What to produce: Each of the entries should be retyped precisely as it appears.

Data for the task:
^^^^^^^^
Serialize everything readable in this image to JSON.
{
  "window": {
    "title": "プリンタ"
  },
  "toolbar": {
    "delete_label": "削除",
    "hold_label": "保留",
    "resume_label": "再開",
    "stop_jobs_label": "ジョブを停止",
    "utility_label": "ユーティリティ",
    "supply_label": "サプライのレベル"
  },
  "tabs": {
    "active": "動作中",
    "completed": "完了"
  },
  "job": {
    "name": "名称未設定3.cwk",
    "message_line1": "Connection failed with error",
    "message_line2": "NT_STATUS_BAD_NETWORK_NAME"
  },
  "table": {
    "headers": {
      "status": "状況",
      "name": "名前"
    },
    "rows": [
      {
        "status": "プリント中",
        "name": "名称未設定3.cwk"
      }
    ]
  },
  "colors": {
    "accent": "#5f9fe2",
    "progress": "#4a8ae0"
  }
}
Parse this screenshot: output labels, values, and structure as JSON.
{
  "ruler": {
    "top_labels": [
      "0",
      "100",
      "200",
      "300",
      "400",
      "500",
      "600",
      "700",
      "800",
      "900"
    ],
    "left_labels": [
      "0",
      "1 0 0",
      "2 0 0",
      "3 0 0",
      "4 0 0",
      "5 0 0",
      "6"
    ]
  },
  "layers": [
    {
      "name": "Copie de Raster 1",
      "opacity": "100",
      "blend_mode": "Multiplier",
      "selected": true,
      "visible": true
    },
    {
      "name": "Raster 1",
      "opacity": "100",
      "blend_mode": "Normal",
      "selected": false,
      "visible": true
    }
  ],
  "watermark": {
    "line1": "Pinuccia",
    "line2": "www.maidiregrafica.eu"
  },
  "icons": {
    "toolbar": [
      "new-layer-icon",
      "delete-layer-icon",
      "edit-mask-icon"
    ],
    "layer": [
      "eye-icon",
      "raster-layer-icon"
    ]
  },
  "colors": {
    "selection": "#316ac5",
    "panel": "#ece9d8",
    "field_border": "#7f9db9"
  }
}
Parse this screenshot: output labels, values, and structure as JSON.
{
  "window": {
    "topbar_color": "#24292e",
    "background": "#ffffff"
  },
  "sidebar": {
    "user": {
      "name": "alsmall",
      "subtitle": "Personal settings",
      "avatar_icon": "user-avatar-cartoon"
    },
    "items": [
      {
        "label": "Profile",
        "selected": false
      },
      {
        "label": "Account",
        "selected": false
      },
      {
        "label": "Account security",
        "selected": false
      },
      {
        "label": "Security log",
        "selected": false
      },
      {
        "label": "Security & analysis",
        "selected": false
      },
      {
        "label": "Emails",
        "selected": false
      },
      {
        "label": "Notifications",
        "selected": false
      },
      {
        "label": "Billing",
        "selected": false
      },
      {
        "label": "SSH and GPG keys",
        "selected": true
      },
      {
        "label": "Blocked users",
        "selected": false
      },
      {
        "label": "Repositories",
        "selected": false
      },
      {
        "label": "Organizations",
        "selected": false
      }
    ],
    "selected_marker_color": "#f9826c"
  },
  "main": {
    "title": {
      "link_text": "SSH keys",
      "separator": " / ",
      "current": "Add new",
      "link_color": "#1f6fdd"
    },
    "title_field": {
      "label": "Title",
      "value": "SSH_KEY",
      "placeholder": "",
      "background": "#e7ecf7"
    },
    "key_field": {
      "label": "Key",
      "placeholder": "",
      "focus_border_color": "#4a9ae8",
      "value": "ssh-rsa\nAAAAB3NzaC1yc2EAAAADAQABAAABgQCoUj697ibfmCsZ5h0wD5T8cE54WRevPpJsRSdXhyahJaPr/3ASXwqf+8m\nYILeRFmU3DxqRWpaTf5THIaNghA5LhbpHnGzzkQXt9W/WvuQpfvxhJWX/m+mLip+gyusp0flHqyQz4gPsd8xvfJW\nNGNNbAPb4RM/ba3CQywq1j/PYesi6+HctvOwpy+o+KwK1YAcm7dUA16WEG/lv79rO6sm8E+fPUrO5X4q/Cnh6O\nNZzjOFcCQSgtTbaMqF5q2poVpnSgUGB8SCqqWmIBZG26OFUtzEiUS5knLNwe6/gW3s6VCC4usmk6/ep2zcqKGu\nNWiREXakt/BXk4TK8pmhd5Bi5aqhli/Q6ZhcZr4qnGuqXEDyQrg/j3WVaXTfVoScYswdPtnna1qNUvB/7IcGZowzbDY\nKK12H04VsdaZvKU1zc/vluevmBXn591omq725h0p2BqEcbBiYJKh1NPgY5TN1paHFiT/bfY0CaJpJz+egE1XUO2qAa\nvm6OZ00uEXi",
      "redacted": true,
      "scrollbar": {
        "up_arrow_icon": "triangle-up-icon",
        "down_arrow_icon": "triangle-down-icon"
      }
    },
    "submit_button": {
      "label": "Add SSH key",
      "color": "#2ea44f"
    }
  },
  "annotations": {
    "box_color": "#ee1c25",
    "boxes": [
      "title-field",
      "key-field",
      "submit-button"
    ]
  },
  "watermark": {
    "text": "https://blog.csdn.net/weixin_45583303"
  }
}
^^^^^^^^
The response:
Serialize everything readable in this image to JSON.
{
  "window": {
    "title": "プリンタ"
  },
  "toolbar": {
    "delete_label": "削除",
    "hold_label": "保留",
    "resume_label": "再開",
    "stop_jobs_label": "ジョブを停止",
    "utility_label": "ユーティリティ",
    "supply_label": "サプライのレベル"
  },
  "tabs": {
    "active": "動作中",
    "completed": "完了"
  },
  "job": {
    "name": "名称未設定3.cwk",
    "message_line1": "Connection failed with error",
    "message_line2": "NT_STATUS_BAD_NETWORK_NAME"
  },
  "table": {
    "headers": {
      "status": "状況",
      "name": "名前"
    },
    "rows": [
      {
        "status": "プリント中",
        "name": "名称未設定3.cwk"
      }
    ]
  },
  "colors": {
    "accent": "#5f9fe2",
    "progress": "#4a8ae0"
  }
}
Parse this screenshot: output labels, values, and structure as JSON.
{
  "ruler": {
    "top_labels": [
      "0",
      "100",
      "200",
      "300",
      "400",
      "500",
      "600",
      "700",
      "800",
      "900"
    ],
    "left_labels": [
      "0",
      "1 0 0",
      "2 0 0",
      "3 0 0",
      "4 0 0",
      "5 0 0",
      "6"
    ]
  },
  "layers": [
    {
      "name": "Copie de Raster 1",
      "opacity": "100",
      "blend_mode": "Multiplier",
      "selected": true,
      "visible": true
    },
    {
      "name": "Raster 1",
      "opacity": "100",
      "blend_mode": "Normal",
      "selected": false,
      "visible": true
    }
  ],
  "watermark": {
    "line1": "Pinuccia",
    "line2": "www.maidiregrafica.eu"
  },
  "icons": {
    "toolbar": [
      "new-layer-icon",
      "delete-layer-icon",
      "edit-mask-icon"
    ],
    "layer": [
      "eye-icon",
      "raster-layer-icon"
    ]
  },
  "colors": {
    "selection": "#316ac5",
    "panel": "#ece9d8",
    "field_border": "#7f9db9"
  }
}
Parse this screenshot: output labels, values, and structure as JSON.
{
  "window": {
    "topbar_color": "#24292e",
    "background": "#ffffff"
  },
  "sidebar": {
    "user": {
      "name": "alsmall",
      "subtitle": "Personal settings",
      "avatar_icon": "user-avatar-cartoon"
    },
    "items": [
      {
        "label": "Profile",
        "selected": false
      },
      {
        "label": "Account",
        "selected": false
      },
      {
        "label": "Account security",
        "selected": false
      },
      {
        "label": "Security log",
        "selected": false
      },
      {
        "label": "Security & analysis",
        "selected": false
      },
      {
        "label": "Emails",
        "selected": false
      },
      {
        "label": "Notifications",
        "selected": false
      },
      {
        "label": "Billing",
        "selected": false
      },
      {
        "label": "SSH and GPG keys",
        "selected": true
      },
      {
        "label": "Blocked users",
        "selected": false
      },
      {
        "label": "Repositories",
        "selected": false
      },
      {
        "label": "Organizations",
        "selected": false
      }
    ],
    "selected_marker_color": "#f9826c"
  },
  "main": {
    "title": {
      "link_text": "SSH keys",
      "separator": " / ",
      "current": "Add new",
      "link_color": "#1f6fdd"
    },
    "title_field": {
      "label": "Title",
      "value": "SSH_KEY",
      "placeholder": "",
      "background": "#e7ecf7"
    },
    "key_field": {
      "label": "Key",
      "placeholder": "",
      "focus_border_color": "#4a9ae8",
      "value": "ssh-rsa\nAAAAB3NzaC1yc2EAAAADAQABAAABgQCoUj697ibfmCsZ5h0wD5T8cE54WRevPpJsRSdXhyahJaPr/3ASXwqf+8m\nYILeRFmU3DxqRWpaTf5THIaNghA5LhbpHnGzzkQXt9W/WvuQpfvxhJWX/m+mLip+gyusp0flHqyQz4gPsd8xvfJW\nNGNNbAPb4RM/ba3CQywq1j/PYesi6+HctvOwpy+o+KwK1YAcm7dUA16WEG/lv79rO6sm8E+fPUrO5X4q/Cnh6O\nNZzjOFcCQSgtTbaMqF5q2poVpnSgUGB8SCqqWmIBZG26OFUtzEiUS5knLNwe6/gW3s6VCC4usmk6/ep2zcqKGu\nNWiREXakt/BXk4TK8pmhd5Bi5aqhli/Q6ZhcZr4qnGuqXEDyQrg/j3WVaXTfVoScYswdPtnna1qNUvB/7IcGZowzbDY\nKK12H04VsdaZvKU1zc/vluevmBXn591omq725h0p2BqEcbBiYJKh1NPgY5TN1paHFiT/bfY0CaJpJz+egE1XUO2qAa\nvm6OZ00uEXi",
      "redacted": true,
      "scrollbar": {
        "up_arrow_icon": "triangle-up-icon",
        "down_arrow_icon": "triangle-down-icon"
      }
    },
    "submit_button": {
      "label": "Add SSH key",
      "color": "#2ea44f"
    }
  },
  "annotations": {
    "box_color": "#ee1c25",
    "boxes": [
      "title-field",
      "key-field",
      "submit-button"
    ]
  },
  "watermark": {
    "text": "https://blog.csdn.net/weixin_45583303"
  }
}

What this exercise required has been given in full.